Do not include the pictures; repeat the rest of the data exactly.

▬▬▬▬▬▬

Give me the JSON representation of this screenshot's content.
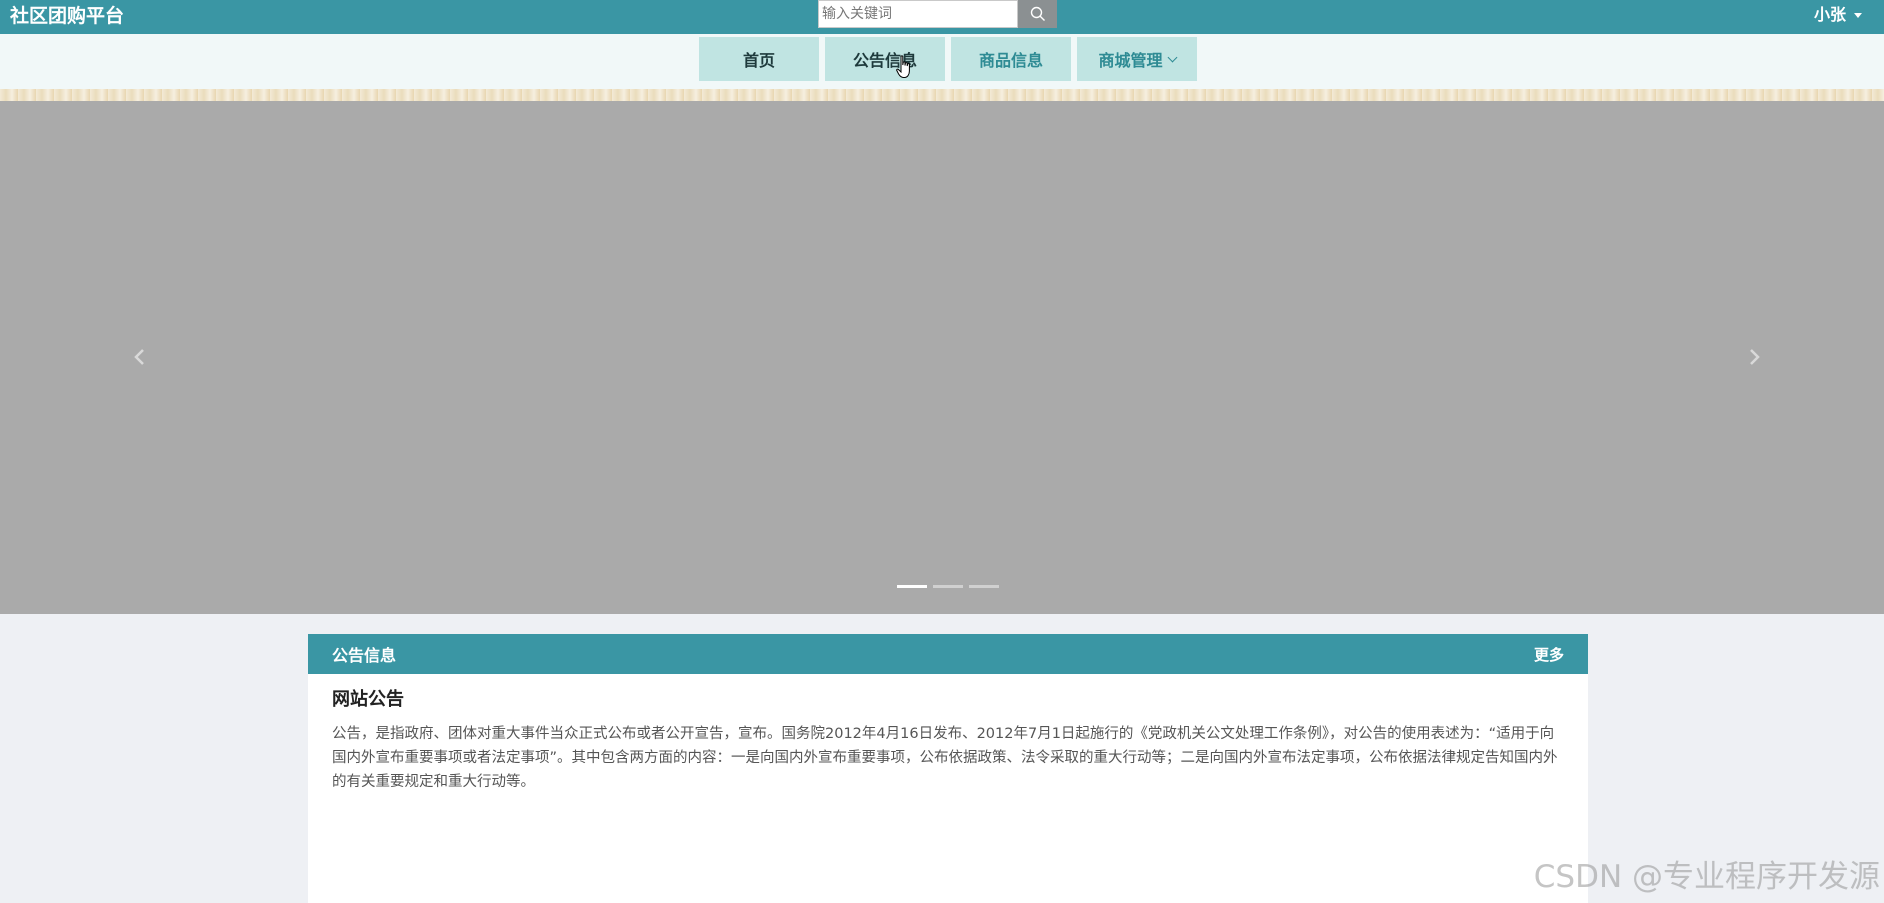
{
  "header": {
    "brand": "社区团购平台",
    "search": {
      "placeholder": "输入关键词",
      "value": ""
    },
    "user": {
      "name": "小张"
    }
  },
  "nav": {
    "items": [
      {
        "label": "首页"
      },
      {
        "label": "公告信息"
      },
      {
        "label": "商品信息"
      },
      {
        "label": "商城管理"
      }
    ],
    "hovered": "公告信息"
  },
  "carousel": {
    "slide_count": 3,
    "active_index": 0
  },
  "notice_section": {
    "title": "公告信息",
    "more_label": "更多",
    "announcement": {
      "title": "网站公告",
      "body": "公告，是指政府、团体对重大事件当众正式公布或者公开宣告，宣布。国务院2012年4月16日发布、2012年7月1日起施行的《党政机关公文处理工作条例》，对公告的使用表述为：“适用于向国内外宣布重要事项或者法定事项”。其中包含两方面的内容：一是向国内外宣布重要事项，公布依据政策、法令采取的重大行动等；二是向国内外宣布法定事项，公布依据法律规定告知国内外的有关重要规定和重大行动等。"
    }
  },
  "watermark": "CSDN @专业程序开发源",
  "colors": {
    "primary": "#3a96a4",
    "nav_bg": "#c0e4e2",
    "carousel_bg": "#aaaaaa",
    "page_bg": "#eef0f4"
  }
}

▬▬▬▬▬▬

__Full response__
Give me the JSON representation of this screenshot's content.
{
  "header": {
    "brand": "社区团购平台",
    "search": {
      "placeholder": "输入关键词",
      "value": ""
    },
    "user": {
      "name": "小张"
    }
  },
  "nav": {
    "items": [
      {
        "label": "首页"
      },
      {
        "label": "公告信息"
      },
      {
        "label": "商品信息"
      },
      {
        "label": "商城管理"
      }
    ],
    "hovered": "公告信息"
  },
  "carousel": {
    "slide_count": 3,
    "active_index": 0
  },
  "notice_section": {
    "title": "公告信息",
    "more_label": "更多",
    "announcement": {
      "title": "网站公告",
      "body": "公告，是指政府、团体对重大事件当众正式公布或者公开宣告，宣布。国务院2012年4月16日发布、2012年7月1日起施行的《党政机关公文处理工作条例》，对公告的使用表述为：“适用于向国内外宣布重要事项或者法定事项”。其中包含两方面的内容：一是向国内外宣布重要事项，公布依据政策、法令采取的重大行动等；二是向国内外宣布法定事项，公布依据法律规定告知国内外的有关重要规定和重大行动等。"
    }
  },
  "watermark": "CSDN @专业程序开发源",
  "colors": {
    "primary": "#3a96a4",
    "nav_bg": "#c0e4e2",
    "carousel_bg": "#aaaaaa",
    "page_bg": "#eef0f4"
  }
}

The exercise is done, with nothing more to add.